- _DO THIS_
Repeat the full listing, word for word.

- _DATA ENTRIES_
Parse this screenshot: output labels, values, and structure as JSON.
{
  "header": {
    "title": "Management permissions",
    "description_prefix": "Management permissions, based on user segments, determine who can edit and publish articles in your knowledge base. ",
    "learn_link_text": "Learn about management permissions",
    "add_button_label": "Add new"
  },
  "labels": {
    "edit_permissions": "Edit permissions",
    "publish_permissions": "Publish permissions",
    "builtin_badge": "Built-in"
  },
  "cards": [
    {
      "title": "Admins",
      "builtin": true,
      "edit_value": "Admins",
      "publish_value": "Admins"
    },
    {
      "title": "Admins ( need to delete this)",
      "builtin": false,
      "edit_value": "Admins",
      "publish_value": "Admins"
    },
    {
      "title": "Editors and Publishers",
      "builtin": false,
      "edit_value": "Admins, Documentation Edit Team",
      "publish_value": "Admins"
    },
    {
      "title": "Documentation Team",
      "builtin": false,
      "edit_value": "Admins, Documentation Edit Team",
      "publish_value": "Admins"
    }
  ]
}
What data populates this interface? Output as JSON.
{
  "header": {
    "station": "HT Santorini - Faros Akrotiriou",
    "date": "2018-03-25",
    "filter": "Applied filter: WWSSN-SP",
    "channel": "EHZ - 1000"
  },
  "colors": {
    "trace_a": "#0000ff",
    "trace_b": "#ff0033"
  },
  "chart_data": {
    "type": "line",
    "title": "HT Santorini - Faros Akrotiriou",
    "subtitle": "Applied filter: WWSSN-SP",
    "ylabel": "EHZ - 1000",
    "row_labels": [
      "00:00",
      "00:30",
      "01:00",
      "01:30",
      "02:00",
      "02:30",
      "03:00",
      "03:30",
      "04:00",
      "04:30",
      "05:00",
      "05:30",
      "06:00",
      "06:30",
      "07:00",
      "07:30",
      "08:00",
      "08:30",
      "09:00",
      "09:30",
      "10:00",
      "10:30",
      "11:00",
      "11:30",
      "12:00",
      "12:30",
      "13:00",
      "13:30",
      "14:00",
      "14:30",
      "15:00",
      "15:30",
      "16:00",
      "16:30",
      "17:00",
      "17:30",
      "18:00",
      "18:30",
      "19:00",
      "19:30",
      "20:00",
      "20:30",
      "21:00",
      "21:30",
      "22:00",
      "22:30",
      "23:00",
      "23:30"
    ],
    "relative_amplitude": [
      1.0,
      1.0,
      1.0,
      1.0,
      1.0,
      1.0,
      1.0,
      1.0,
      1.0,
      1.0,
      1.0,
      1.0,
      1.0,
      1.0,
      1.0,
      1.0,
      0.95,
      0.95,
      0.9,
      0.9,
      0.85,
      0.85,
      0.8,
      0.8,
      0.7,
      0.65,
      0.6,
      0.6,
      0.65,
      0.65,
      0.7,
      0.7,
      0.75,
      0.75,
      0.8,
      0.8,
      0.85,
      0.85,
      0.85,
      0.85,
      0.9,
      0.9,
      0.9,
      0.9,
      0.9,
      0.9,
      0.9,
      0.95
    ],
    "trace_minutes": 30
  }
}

- _OUTPUT BELOW_
Parse this screenshot: output labels, values, and structure as JSON.
{
  "header": {
    "title": "Management permissions",
    "description_prefix": "Management permissions, based on user segments, determine who can edit and publish articles in your knowledge base. ",
    "learn_link_text": "Learn about management permissions",
    "add_button_label": "Add new"
  },
  "labels": {
    "edit_permissions": "Edit permissions",
    "publish_permissions": "Publish permissions",
    "builtin_badge": "Built-in"
  },
  "cards": [
    {
      "title": "Admins",
      "builtin": true,
      "edit_value": "Admins",
      "publish_value": "Admins"
    },
    {
      "title": "Admins ( need to delete this)",
      "builtin": false,
      "edit_value": "Admins",
      "publish_value": "Admins"
    },
    {
      "title": "Editors and Publishers",
      "builtin": false,
      "edit_value": "Admins, Documentation Edit Team",
      "publish_value": "Admins"
    },
    {
      "title": "Documentation Team",
      "builtin": false,
      "edit_value": "Admins, Documentation Edit Team",
      "publish_value": "Admins"
    }
  ]
}
What data populates this interface? Output as JSON.
{
  "header": {
    "station": "HT Santorini - Faros Akrotiriou",
    "date": "2018-03-25",
    "filter": "Applied filter: WWSSN-SP",
    "channel": "EHZ - 1000"
  },
  "colors": {
    "trace_a": "#0000ff",
    "trace_b": "#ff0033"
  },
  "chart_data": {
    "type": "line",
    "title": "HT Santorini - Faros Akrotiriou",
    "subtitle": "Applied filter: WWSSN-SP",
    "ylabel": "EHZ - 1000",
    "row_labels": [
      "00:00",
      "00:30",
      "01:00",
      "01:30",
      "02:00",
      "02:30",
      "03:00",
      "03:30",
      "04:00",
      "04:30",
      "05:00",
      "05:30",
      "06:00",
      "06:30",
      "07:00",
      "07:30",
      "08:00",
      "08:30",
      "09:00",
      "09:30",
      "10:00",
      "10:30",
      "11:00",
      "11:30",
      "12:00",
      "12:30",
      "13:00",
      "13:30",
      "14:00",
      "14:30",
      "15:00",
      "15:30",
      "16:00",
      "16:30",
      "17:00",
      "17:30",
      "18:00",
      "18:30",
      "19:00",
      "19:30",
      "20:00",
      "20:30",
      "21:00",
      "21:30",
      "22:00",
      "22:30",
      "23:00",
      "23:30"
    ],
    "relative_amplitude": [
      1.0,
      1.0,
      1.0,
      1.0,
      1.0,
      1.0,
      1.0,
      1.0,
      1.0,
      1.0,
      1.0,
      1.0,
      1.0,
      1.0,
      1.0,
      1.0,
      0.95,
      0.95,
      0.9,
      0.9,
      0.85,
      0.85,
      0.8,
      0.8,
      0.7,
      0.65,
      0.6,
      0.6,
      0.65,
      0.65,
      0.7,
      0.7,
      0.75,
      0.75,
      0.8,
      0.8,
      0.85,
      0.85,
      0.85,
      0.85,
      0.9,
      0.9,
      0.9,
      0.9,
      0.9,
      0.9,
      0.9,
      0.95
    ],
    "trace_minutes": 30
  }
}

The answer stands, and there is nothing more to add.